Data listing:
....
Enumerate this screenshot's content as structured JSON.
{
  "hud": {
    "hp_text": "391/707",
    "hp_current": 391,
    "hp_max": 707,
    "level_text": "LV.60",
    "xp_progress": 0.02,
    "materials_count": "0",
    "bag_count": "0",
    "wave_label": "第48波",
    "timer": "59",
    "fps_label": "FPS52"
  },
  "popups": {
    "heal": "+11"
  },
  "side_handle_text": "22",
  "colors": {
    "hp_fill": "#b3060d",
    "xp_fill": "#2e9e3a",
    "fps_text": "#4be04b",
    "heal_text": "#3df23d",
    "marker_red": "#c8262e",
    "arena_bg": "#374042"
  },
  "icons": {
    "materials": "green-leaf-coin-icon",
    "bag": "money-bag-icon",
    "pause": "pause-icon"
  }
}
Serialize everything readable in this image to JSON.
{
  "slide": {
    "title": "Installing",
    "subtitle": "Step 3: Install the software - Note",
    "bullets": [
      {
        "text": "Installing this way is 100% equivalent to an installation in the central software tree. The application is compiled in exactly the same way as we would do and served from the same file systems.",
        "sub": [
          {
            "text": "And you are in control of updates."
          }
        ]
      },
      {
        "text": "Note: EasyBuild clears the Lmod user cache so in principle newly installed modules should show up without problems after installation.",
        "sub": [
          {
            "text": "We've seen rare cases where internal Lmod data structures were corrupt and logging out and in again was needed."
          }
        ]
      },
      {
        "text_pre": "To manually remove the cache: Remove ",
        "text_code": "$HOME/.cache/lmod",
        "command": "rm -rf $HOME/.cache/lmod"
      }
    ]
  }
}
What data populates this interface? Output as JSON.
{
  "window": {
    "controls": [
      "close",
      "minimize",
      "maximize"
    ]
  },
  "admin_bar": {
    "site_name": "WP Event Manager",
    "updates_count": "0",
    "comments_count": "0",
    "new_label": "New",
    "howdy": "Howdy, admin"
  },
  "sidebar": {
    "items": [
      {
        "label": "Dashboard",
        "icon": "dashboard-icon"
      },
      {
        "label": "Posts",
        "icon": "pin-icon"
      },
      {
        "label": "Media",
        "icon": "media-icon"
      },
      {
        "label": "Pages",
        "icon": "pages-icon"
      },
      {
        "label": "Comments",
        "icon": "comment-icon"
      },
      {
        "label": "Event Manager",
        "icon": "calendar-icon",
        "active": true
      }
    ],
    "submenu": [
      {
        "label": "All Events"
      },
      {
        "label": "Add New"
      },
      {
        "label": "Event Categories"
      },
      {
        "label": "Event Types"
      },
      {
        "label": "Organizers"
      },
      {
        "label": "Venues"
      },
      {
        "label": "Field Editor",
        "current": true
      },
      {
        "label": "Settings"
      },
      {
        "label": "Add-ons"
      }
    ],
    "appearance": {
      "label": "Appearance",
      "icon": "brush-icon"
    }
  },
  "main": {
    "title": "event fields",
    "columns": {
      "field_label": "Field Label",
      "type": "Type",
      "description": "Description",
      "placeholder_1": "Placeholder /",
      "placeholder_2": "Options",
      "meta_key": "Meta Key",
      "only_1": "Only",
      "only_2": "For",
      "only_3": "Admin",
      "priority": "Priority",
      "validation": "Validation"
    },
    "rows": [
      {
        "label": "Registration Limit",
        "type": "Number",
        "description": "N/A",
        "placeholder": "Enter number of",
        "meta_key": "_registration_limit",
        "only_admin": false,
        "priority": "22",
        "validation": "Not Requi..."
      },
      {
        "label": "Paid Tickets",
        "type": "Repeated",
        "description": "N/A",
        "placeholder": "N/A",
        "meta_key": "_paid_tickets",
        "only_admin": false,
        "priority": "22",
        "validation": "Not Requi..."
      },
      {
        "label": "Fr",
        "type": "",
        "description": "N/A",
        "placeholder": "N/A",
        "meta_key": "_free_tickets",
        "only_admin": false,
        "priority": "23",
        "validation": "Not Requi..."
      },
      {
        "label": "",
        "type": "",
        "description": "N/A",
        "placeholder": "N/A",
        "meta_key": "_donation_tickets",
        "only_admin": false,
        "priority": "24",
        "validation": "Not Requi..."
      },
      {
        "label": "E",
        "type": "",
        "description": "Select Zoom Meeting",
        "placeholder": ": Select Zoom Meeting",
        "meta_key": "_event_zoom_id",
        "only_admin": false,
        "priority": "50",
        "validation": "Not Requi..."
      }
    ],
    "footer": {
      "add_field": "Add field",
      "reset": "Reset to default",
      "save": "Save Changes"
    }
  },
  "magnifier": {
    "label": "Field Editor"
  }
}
....
▶ _Stated exercise_:
List every line above that holds the word "Manager".

▶ _Correct answer_:
    "site_name": "WP Event Manager",
        "label": "Event Manager",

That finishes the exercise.